**Material for the task:**

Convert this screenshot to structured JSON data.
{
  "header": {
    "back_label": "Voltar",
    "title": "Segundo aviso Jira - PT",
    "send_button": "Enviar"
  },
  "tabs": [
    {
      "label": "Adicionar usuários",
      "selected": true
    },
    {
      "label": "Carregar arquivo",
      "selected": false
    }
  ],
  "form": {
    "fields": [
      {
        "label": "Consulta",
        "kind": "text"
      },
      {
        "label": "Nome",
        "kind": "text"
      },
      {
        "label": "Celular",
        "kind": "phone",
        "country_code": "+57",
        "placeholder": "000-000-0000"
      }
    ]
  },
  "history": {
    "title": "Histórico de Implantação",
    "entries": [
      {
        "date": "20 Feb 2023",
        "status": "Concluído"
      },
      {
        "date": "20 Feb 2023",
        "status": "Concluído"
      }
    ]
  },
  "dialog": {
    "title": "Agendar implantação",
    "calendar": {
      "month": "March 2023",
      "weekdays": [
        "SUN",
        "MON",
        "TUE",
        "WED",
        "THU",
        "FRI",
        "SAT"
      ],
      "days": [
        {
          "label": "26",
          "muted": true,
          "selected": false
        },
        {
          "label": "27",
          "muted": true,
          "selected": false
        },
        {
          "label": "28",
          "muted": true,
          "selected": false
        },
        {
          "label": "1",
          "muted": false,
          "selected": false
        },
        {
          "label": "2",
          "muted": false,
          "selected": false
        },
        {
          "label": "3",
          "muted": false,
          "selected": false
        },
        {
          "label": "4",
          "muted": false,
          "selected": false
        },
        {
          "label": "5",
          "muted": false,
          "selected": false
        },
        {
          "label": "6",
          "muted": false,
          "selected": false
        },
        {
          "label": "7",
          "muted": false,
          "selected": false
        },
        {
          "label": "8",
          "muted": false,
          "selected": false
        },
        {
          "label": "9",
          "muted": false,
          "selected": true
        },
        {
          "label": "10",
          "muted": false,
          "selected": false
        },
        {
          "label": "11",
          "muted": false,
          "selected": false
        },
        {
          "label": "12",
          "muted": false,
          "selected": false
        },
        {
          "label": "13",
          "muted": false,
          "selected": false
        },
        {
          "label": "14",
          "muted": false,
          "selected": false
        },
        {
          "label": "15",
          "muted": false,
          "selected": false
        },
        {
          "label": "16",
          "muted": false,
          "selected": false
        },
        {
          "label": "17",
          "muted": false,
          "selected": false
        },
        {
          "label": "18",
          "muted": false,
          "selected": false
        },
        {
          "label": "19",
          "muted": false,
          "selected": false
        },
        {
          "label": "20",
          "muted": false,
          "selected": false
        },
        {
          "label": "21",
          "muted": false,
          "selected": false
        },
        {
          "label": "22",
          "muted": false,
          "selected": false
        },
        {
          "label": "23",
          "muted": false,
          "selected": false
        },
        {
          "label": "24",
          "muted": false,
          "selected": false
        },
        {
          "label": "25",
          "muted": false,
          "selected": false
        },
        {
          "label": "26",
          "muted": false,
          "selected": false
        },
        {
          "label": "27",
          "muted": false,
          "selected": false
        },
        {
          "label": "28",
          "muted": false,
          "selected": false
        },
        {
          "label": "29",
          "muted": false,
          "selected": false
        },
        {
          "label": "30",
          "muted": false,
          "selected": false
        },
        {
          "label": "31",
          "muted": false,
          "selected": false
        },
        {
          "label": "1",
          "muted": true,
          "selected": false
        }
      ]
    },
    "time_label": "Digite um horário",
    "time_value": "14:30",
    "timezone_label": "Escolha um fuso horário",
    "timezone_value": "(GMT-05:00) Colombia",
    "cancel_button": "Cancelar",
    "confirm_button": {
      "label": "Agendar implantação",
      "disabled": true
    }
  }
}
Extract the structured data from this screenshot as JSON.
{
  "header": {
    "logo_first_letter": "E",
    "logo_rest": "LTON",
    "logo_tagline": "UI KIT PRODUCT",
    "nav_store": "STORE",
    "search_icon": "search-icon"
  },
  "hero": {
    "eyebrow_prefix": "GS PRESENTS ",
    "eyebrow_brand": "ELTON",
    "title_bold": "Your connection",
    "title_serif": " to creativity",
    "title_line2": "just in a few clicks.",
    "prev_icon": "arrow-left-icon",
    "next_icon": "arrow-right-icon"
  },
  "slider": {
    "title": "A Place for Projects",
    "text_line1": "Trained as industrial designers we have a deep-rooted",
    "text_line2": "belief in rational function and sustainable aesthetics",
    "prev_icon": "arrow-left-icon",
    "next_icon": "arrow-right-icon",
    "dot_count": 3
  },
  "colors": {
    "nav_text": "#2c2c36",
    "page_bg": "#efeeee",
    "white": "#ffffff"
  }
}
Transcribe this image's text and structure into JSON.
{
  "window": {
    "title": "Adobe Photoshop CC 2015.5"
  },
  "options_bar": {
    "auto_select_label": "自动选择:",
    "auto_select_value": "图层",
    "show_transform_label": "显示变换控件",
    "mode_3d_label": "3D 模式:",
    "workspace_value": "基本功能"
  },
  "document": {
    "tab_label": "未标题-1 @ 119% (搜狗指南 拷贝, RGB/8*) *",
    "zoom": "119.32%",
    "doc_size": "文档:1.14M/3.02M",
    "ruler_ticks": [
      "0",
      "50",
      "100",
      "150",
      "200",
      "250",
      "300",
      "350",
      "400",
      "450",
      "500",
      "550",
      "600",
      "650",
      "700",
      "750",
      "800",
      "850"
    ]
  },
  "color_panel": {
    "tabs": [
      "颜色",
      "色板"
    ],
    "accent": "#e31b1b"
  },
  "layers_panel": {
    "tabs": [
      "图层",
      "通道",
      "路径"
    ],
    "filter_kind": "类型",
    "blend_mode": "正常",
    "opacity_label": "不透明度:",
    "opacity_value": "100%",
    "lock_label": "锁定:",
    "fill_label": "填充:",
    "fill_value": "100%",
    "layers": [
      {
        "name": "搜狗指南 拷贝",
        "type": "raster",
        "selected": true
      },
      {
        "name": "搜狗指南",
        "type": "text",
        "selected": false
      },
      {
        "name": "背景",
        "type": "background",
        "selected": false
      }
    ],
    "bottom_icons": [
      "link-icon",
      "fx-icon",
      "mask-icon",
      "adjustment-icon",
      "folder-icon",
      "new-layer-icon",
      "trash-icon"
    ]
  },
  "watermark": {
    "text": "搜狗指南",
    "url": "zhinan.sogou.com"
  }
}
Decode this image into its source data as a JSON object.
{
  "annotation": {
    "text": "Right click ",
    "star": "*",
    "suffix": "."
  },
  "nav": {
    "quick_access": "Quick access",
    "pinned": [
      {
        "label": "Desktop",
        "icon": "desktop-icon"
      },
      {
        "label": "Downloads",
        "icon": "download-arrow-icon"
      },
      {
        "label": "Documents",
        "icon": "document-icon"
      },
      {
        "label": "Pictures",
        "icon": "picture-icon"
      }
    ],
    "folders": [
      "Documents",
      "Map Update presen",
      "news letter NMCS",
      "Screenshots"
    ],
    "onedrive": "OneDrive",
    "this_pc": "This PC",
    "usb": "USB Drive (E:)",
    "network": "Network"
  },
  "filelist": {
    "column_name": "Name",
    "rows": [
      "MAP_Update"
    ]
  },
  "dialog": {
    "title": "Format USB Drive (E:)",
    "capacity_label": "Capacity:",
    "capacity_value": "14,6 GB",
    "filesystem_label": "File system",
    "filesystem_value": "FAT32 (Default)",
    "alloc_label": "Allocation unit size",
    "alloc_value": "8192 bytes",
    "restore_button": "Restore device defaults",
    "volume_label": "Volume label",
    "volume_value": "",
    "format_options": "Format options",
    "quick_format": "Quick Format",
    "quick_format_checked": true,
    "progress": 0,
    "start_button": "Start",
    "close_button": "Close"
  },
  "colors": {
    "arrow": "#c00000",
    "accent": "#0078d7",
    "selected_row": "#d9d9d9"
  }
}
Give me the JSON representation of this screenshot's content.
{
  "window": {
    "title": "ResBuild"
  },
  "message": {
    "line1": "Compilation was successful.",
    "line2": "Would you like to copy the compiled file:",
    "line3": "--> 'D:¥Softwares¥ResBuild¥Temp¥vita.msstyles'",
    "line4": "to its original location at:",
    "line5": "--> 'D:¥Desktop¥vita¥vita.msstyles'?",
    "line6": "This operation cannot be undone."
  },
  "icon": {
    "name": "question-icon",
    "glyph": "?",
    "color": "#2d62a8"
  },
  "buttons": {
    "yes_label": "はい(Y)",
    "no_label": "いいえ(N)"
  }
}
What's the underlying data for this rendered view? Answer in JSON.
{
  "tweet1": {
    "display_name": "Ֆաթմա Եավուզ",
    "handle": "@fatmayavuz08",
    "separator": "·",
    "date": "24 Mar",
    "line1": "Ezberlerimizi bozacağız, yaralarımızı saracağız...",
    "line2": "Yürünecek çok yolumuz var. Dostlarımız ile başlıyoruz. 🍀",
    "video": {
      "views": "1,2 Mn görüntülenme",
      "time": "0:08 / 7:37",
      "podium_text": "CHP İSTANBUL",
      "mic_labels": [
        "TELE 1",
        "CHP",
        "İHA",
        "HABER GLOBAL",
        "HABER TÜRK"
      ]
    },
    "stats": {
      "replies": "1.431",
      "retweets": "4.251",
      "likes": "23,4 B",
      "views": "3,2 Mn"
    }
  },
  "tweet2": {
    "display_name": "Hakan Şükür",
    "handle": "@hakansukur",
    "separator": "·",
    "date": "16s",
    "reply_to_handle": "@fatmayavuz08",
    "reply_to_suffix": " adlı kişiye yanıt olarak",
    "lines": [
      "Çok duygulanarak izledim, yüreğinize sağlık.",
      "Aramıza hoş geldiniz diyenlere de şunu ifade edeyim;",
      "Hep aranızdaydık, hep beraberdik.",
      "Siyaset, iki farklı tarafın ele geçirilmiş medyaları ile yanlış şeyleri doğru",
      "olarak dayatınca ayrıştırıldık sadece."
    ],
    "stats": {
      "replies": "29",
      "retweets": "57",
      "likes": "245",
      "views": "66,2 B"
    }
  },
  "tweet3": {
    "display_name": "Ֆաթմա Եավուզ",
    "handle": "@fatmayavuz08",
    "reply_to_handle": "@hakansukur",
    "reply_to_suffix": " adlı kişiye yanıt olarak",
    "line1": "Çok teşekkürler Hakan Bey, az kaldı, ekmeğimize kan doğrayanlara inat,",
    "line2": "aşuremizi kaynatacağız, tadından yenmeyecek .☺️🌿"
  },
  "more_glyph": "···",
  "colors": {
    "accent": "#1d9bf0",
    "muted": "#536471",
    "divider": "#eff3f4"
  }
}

**What you will do:** Locate the lines above that hold the word "arrow". Show every one of them.

**Task response:**
    "prev_icon": "arrow-left-icon",
    "next_icon": "arrow-right-icon"
    "prev_icon": "arrow-left-icon",
    "next_icon": "arrow-right-icon",
        "icon": "download-arrow-icon"
    "arrow": "#c00000",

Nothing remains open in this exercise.